• [Problem details] Could you pull out the data lines beginning with the one that contains "coastline-uk [407, 190, 417, 203]" and continuing through the one that contains "colorbar-swatch [200, 504, 240, 519]", both included, and reproduce them verbatim?

• [Listed entries]
---------------

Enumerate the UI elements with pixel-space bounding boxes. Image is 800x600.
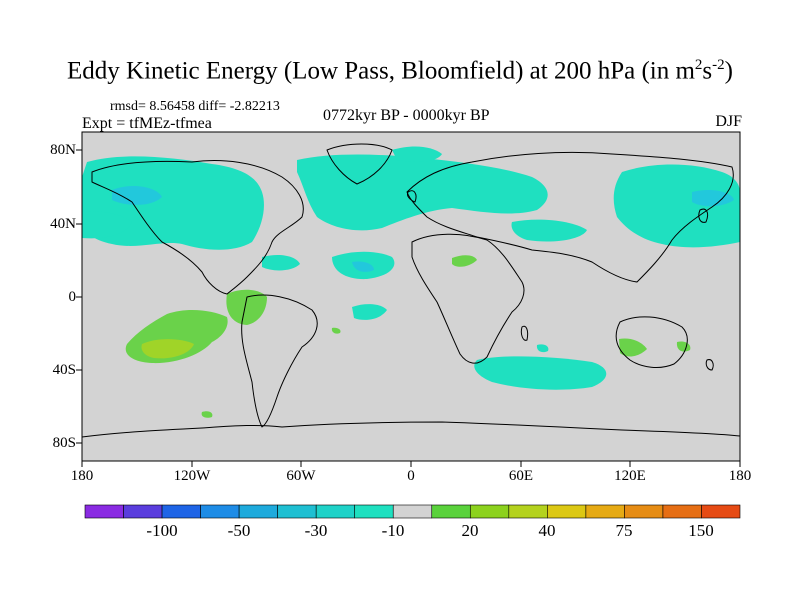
coastline-uk [407, 190, 417, 203]
colorbar-label: 20 [461, 521, 479, 540]
colorbar-swatch [469, 504, 510, 519]
x-tick-label-120w: 120W [173, 468, 211, 484]
colorbar-swatch [624, 504, 664, 519]
y-tick-label-40n: 40N [50, 216, 76, 232]
axis-tick-marks [76, 149, 741, 467]
x-tick-label-60w: 60W [286, 468, 316, 484]
x-tick-label-0: 0 [407, 468, 415, 484]
experiment-label: Expt = tfMEz-tfmea [82, 115, 212, 132]
coastline-south-america [241, 294, 318, 428]
colorbar-swatch [200, 504, 240, 519]
rmsd-diff-stats: rmsd= 8.56458 diff= -2.82213 [110, 99, 280, 114]
x-tick-label-60e: 60E [508, 468, 534, 484]
colorbar-swatch [508, 504, 548, 519]
colorbar-label: -50 [227, 521, 251, 540]
colorbar-swatch [315, 504, 356, 519]
period-label: 0772kyr BP - 0000kyr BP [323, 107, 490, 124]
coastline-greenland [326, 143, 393, 185]
coastline-africa [411, 233, 525, 364]
y-tick-label-80n: 80N [50, 142, 76, 158]
colorbar-swatch [354, 504, 394, 519]
colorbar-swatch [161, 504, 201, 519]
colorbar-label: 75 [615, 521, 633, 540]
colorbar-label: -30 [304, 521, 328, 540]
positive-anomaly-fields [125, 255, 691, 418]
colorbar [84, 504, 741, 519]
colorbar-swatch [547, 504, 587, 519]
coastline-north-america [91, 160, 304, 295]
colorbar-label: 40 [538, 521, 556, 540]
coastline-antarctica [81, 421, 741, 438]
colorbar-swatch [701, 504, 741, 519]
coastlines [81, 143, 741, 438]
coastline-new-zealand [705, 359, 714, 371]
colorbar-swatch [277, 504, 317, 519]
season-label: DJF [715, 113, 742, 130]
coastline-madagascar [520, 325, 529, 341]
colorbar-swatch [431, 504, 471, 519]
negative-anomaly-fields [82, 146, 740, 390]
coastline-australia [615, 316, 688, 368]
colorbar-swatch [585, 504, 625, 519]
coastline-japan [698, 208, 709, 223]
x-tick-label-120e: 120E [614, 468, 646, 484]
x-tick-label-180e: 180 [728, 468, 752, 484]
colorbar-swatch [238, 504, 278, 519]
y-tick-label-eq: 0 [68, 289, 77, 305]
colorbar-label: -100 [146, 521, 178, 540]
x-tick-label-180w: 180 [70, 468, 94, 484]
figure-title: Eddy Kinetic Energy (Low Pass, Bloomfiel… [67, 57, 733, 85]
colorbar-swatch [662, 504, 702, 519]
colorbar-swatch [392, 504, 433, 519]
colorbar-label: 150 [688, 521, 714, 540]
colorbar-swatch [123, 504, 163, 519]
y-tick-label-40s: 40S [52, 362, 76, 378]
colorbar-label: -10 [381, 521, 405, 540]
colorbar-swatch [84, 504, 124, 519]
world-map-panel [76, 131, 741, 467]
y-tick-label-80s: 80S [52, 435, 76, 451]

---------------

• [Final result]
coastline-uk [407, 190, 417, 203]
colorbar-label: 20 [461, 521, 479, 540]
colorbar-swatch [469, 504, 510, 519]
x-tick-label-120w: 120W [173, 468, 211, 484]
colorbar-swatch [624, 504, 664, 519]
y-tick-label-40n: 40N [50, 216, 76, 232]
axis-tick-marks [76, 149, 741, 467]
x-tick-label-60w: 60W [286, 468, 316, 484]
x-tick-label-0: 0 [407, 468, 415, 484]
experiment-label: Expt = tfMEz-tfmea [82, 115, 212, 132]
coastline-south-america [241, 294, 318, 428]
colorbar-swatch [200, 504, 240, 519]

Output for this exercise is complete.